_What this task involves_
Search the listing below for "Marlana". Copy each matching line.

_Raw data_
+ + + + + + +
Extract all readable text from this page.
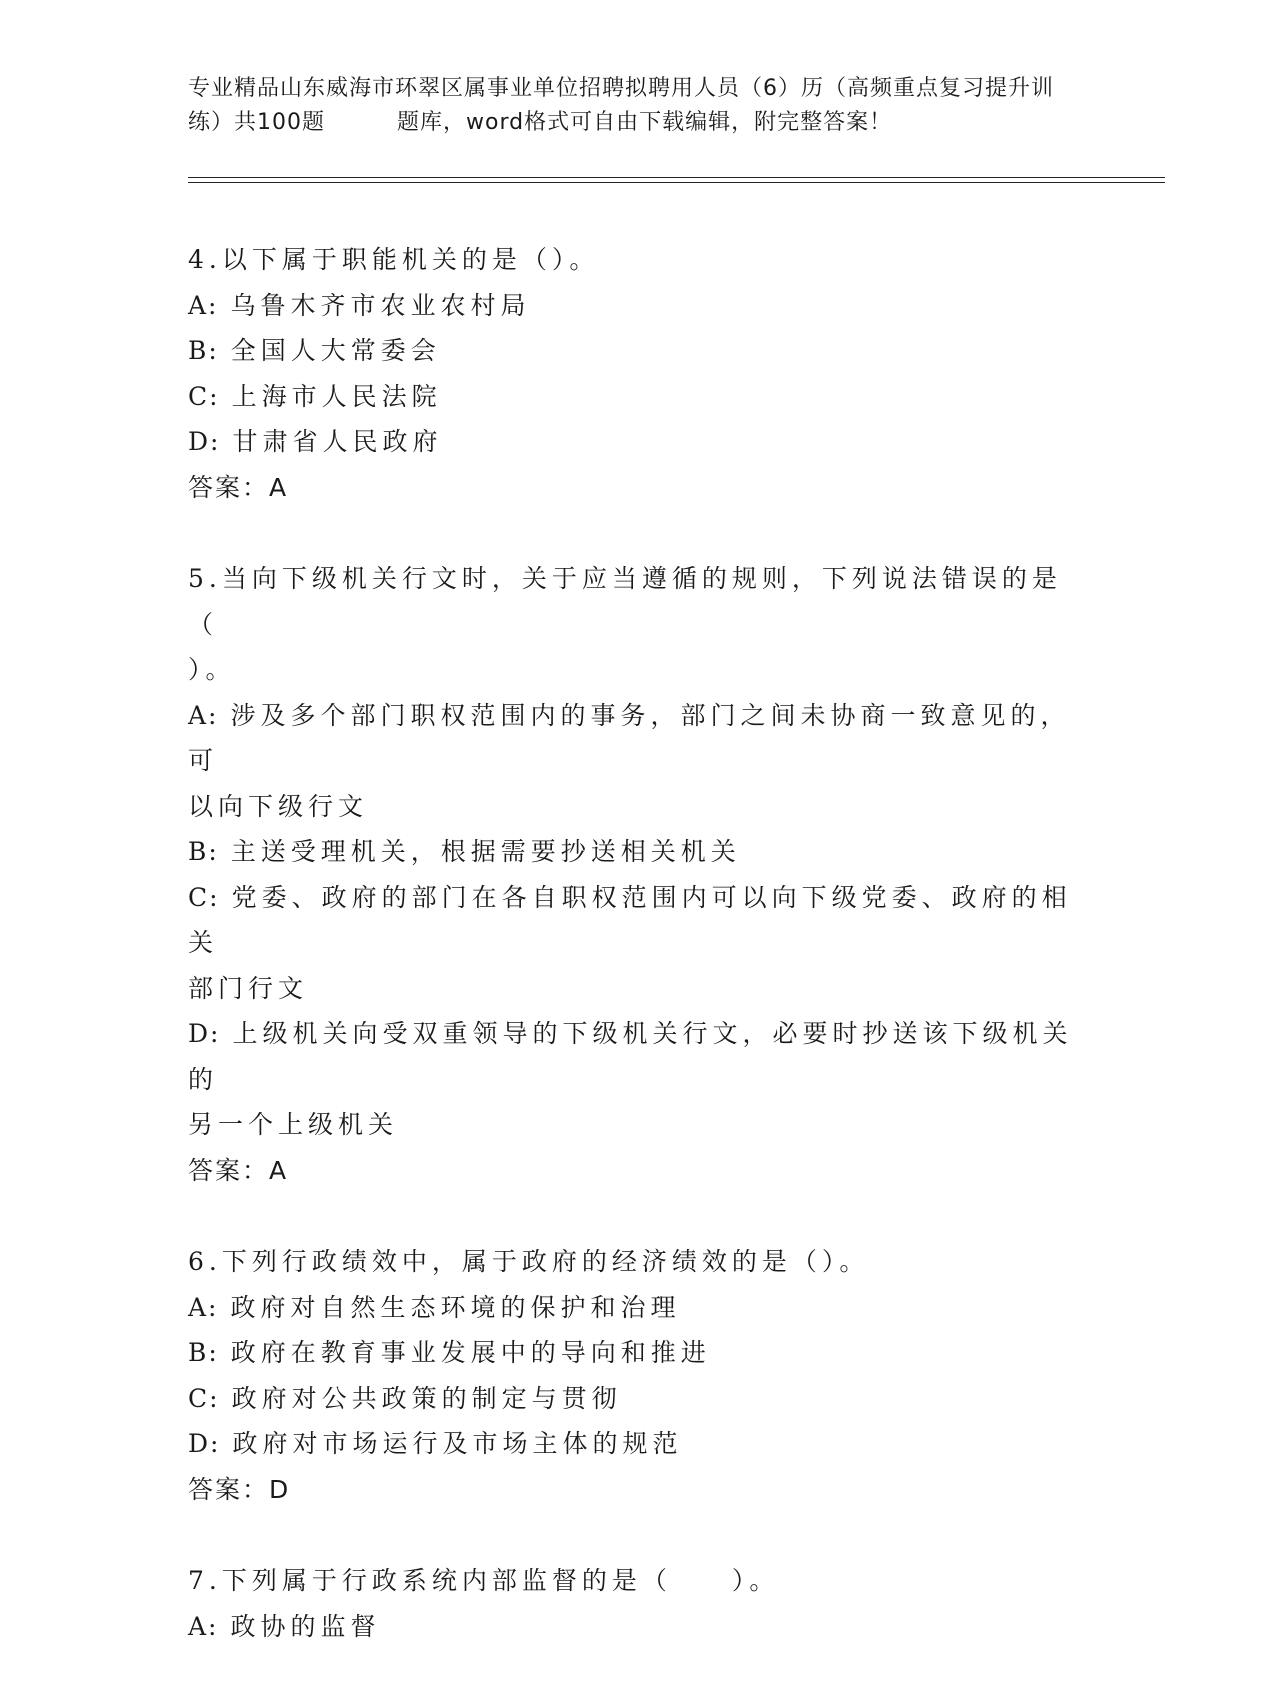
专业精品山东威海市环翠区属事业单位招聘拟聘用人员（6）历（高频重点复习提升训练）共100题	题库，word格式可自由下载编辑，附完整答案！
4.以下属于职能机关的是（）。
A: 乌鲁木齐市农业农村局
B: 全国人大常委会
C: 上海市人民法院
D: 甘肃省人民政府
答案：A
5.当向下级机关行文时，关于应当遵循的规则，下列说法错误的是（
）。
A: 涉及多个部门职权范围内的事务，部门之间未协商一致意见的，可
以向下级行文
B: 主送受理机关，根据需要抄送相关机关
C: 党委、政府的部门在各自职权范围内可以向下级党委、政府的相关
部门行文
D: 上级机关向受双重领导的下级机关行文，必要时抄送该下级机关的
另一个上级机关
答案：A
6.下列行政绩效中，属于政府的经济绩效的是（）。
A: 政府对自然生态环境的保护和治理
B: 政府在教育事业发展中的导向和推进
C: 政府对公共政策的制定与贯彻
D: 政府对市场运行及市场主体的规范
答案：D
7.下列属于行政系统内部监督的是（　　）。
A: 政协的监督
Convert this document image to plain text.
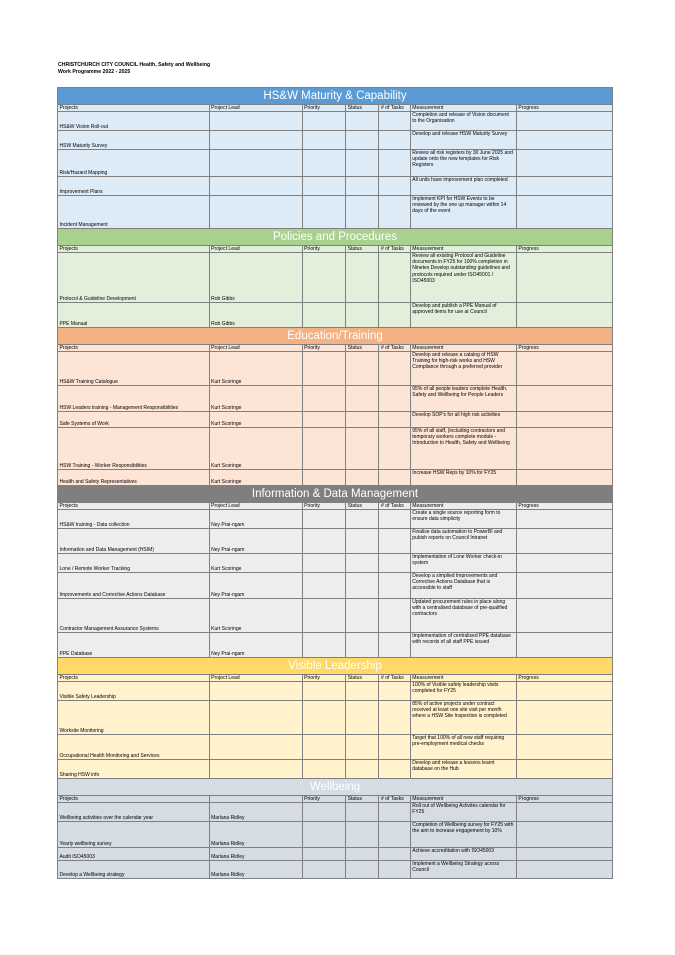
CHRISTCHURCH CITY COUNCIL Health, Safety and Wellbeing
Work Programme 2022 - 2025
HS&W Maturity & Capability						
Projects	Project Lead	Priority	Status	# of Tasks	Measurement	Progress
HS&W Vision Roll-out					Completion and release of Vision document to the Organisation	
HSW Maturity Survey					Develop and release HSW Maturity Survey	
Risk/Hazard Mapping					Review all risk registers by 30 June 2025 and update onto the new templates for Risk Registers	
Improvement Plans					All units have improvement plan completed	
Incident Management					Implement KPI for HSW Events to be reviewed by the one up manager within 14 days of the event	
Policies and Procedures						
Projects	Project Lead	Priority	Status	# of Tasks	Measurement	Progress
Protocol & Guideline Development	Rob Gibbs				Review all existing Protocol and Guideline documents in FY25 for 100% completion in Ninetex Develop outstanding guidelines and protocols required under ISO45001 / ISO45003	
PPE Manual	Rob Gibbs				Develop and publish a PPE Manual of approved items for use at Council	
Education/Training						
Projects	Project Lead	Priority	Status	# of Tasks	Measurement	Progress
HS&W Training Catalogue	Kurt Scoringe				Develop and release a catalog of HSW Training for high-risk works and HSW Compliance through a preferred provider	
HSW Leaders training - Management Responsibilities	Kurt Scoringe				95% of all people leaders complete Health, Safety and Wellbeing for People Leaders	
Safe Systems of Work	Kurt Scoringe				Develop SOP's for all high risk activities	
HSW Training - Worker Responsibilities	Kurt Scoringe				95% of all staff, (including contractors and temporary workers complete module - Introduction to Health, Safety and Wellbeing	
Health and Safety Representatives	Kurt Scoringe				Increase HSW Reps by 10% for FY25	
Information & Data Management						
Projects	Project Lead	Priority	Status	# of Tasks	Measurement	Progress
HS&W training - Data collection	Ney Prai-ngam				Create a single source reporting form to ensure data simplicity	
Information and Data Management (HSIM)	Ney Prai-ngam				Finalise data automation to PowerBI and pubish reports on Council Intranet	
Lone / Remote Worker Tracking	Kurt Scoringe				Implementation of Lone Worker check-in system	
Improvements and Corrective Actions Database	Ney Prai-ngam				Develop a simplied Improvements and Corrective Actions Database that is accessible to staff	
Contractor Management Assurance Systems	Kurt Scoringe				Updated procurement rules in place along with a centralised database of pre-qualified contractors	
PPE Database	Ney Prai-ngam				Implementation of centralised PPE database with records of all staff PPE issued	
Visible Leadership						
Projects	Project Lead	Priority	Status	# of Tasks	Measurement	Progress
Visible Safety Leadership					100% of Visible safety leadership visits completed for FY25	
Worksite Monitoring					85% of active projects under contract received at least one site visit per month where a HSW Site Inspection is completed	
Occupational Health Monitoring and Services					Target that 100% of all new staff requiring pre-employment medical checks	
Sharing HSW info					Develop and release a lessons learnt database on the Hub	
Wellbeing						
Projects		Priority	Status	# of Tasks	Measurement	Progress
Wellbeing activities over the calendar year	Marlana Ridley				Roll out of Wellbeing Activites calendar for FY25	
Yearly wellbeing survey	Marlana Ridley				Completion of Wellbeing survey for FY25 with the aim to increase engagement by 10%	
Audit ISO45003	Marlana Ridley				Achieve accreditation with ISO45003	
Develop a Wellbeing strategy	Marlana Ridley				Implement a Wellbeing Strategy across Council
+ + + + + + +
_Solution for this problem_
Wellbeing activities over the calendar year	Marlana Ridley				Roll out of Wellbeing Activites calendar for FY25	
Yearly wellbeing survey	Marlana Ridley				Completion of Wellbeing survey for FY25 with the aim to increase engagement by 10%	
Audit ISO45003	Marlana Ridley				Achieve accreditation with ISO45003	
Develop a Wellbeing strategy	Marlana Ridley				Implement a Wellbeing Strategy across Council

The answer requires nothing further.